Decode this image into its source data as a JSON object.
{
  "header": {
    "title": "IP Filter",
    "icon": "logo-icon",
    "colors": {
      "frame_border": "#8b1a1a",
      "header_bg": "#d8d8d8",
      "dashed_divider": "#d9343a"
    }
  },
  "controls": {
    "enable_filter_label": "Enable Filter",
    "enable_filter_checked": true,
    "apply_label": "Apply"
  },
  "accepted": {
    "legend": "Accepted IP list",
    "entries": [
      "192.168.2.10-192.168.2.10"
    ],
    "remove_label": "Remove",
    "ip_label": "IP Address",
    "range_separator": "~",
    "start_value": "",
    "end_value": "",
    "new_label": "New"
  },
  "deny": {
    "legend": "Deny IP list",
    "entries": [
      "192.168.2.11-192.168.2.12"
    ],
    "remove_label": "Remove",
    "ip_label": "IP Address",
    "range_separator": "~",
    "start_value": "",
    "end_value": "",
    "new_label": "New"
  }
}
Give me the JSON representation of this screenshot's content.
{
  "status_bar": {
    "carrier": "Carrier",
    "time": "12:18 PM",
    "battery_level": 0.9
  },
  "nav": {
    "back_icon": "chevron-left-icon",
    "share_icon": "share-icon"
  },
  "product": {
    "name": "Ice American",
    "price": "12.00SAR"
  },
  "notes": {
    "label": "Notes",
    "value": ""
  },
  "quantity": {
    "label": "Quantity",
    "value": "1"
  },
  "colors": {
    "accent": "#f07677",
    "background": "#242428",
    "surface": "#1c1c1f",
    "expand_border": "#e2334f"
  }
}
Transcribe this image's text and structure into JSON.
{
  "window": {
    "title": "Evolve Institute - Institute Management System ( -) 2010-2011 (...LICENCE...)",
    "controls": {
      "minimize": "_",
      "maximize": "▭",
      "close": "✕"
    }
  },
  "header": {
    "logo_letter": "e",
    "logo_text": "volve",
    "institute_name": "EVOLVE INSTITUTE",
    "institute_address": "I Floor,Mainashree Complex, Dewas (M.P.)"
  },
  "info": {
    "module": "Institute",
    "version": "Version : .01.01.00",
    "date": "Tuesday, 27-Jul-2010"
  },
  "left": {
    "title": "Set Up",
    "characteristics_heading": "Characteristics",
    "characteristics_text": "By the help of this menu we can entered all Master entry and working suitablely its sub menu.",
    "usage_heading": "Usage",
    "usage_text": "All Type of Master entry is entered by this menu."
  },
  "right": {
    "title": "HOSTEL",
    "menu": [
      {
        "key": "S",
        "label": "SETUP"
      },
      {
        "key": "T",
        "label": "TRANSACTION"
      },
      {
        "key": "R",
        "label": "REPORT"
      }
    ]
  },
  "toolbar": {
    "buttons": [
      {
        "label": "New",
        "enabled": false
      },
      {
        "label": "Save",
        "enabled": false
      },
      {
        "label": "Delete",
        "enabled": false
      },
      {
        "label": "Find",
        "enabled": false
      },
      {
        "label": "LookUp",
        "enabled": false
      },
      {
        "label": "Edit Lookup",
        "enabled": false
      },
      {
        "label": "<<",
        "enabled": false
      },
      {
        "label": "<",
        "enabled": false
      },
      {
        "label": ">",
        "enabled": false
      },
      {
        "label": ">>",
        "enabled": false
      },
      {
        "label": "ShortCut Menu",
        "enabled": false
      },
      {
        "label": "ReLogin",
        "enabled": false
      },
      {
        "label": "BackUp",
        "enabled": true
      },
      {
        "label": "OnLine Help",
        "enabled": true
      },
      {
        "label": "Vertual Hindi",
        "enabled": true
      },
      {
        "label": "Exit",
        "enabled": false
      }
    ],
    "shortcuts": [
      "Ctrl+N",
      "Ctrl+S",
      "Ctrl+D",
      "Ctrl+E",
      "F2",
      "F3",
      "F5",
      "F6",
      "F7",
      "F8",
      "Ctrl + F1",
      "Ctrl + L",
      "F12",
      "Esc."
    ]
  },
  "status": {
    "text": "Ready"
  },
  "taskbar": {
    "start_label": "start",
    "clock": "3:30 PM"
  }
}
=====
Repeat every line of the material exactly as given.

**Task solution:**
Decode this image into its source data as a JSON object.
{
  "header": {
    "title": "IP Filter",
    "icon": "logo-icon",
    "colors": {
      "frame_border": "#8b1a1a",
      "header_bg": "#d8d8d8",
      "dashed_divider": "#d9343a"
    }
  },
  "controls": {
    "enable_filter_label": "Enable Filter",
    "enable_filter_checked": true,
    "apply_label": "Apply"
  },
  "accepted": {
    "legend": "Accepted IP list",
    "entries": [
      "192.168.2.10-192.168.2.10"
    ],
    "remove_label": "Remove",
    "ip_label": "IP Address",
    "range_separator": "~",
    "start_value": "",
    "end_value": "",
    "new_label": "New"
  },
  "deny": {
    "legend": "Deny IP list",
    "entries": [
      "192.168.2.11-192.168.2.12"
    ],
    "remove_label": "Remove",
    "ip_label": "IP Address",
    "range_separator": "~",
    "start_value": "",
    "end_value": "",
    "new_label": "New"
  }
}
Give me the JSON representation of this screenshot's content.
{
  "status_bar": {
    "carrier": "Carrier",
    "time": "12:18 PM",
    "battery_level": 0.9
  },
  "nav": {
    "back_icon": "chevron-left-icon",
    "share_icon": "share-icon"
  },
  "product": {
    "name": "Ice American",
    "price": "12.00SAR"
  },
  "notes": {
    "label": "Notes",
    "value": ""
  },
  "quantity": {
    "label": "Quantity",
    "value": "1"
  },
  "colors": {
    "accent": "#f07677",
    "background": "#242428",
    "surface": "#1c1c1f",
    "expand_border": "#e2334f"
  }
}
Transcribe this image's text and structure into JSON.
{
  "window": {
    "title": "Evolve Institute - Institute Management System ( -) 2010-2011 (...LICENCE...)",
    "controls": {
      "minimize": "_",
      "maximize": "▭",
      "close": "✕"
    }
  },
  "header": {
    "logo_letter": "e",
    "logo_text": "volve",
    "institute_name": "EVOLVE INSTITUTE",
    "institute_address": "I Floor,Mainashree Complex, Dewas (M.P.)"
  },
  "info": {
    "module": "Institute",
    "version": "Version : .01.01.00",
    "date": "Tuesday, 27-Jul-2010"
  },
  "left": {
    "title": "Set Up",
    "characteristics_heading": "Characteristics",
    "characteristics_text": "By the help of this menu we can entered all Master entry and working suitablely its sub menu.",
    "usage_heading": "Usage",
    "usage_text": "All Type of Master entry is entered by this menu."
  },
  "right": {
    "title": "HOSTEL",
    "menu": [
      {
        "key": "S",
        "label": "SETUP"
      },
      {
        "key": "T",
        "label": "TRANSACTION"
      },
      {
        "key": "R",
        "label": "REPORT"
      }
    ]
  },
  "toolbar": {
    "buttons": [
      {
        "label": "New",
        "enabled": false
      },
      {
        "label": "Save",
        "enabled": false
      },
      {
        "label": "Delete",
        "enabled": false
      },
      {
        "label": "Find",
        "enabled": false
      },
      {
        "label": "LookUp",
        "enabled": false
      },
      {
        "label": "Edit Lookup",
        "enabled": false
      },
      {
        "label": "<<",
        "enabled": false
      },
      {
        "label": "<",
        "enabled": false
      },
      {
        "label": ">",
        "enabled": false
      },
      {
        "label": ">>",
        "enabled": false
      },
      {
        "label": "ShortCut Menu",
        "enabled": false
      },
      {
        "label": "ReLogin",
        "enabled": false
      },
      {
        "label": "BackUp",
        "enabled": true
      },
      {
        "label": "OnLine Help",
        "enabled": true
      },
      {
        "label": "Vertual Hindi",
        "enabled": true
      },
      {
        "label": "Exit",
        "enabled": false
      }
    ],
    "shortcuts": [
      "Ctrl+N",
      "Ctrl+S",
      "Ctrl+D",
      "Ctrl+E",
      "F2",
      "F3",
      "F5",
      "F6",
      "F7",
      "F8",
      "Ctrl + F1",
      "Ctrl + L",
      "F12",
      "Esc."
    ]
  },
  "status": {
    "text": "Ready"
  },
  "taskbar": {
    "start_label": "start",
    "clock": "3:30 PM"
  }
}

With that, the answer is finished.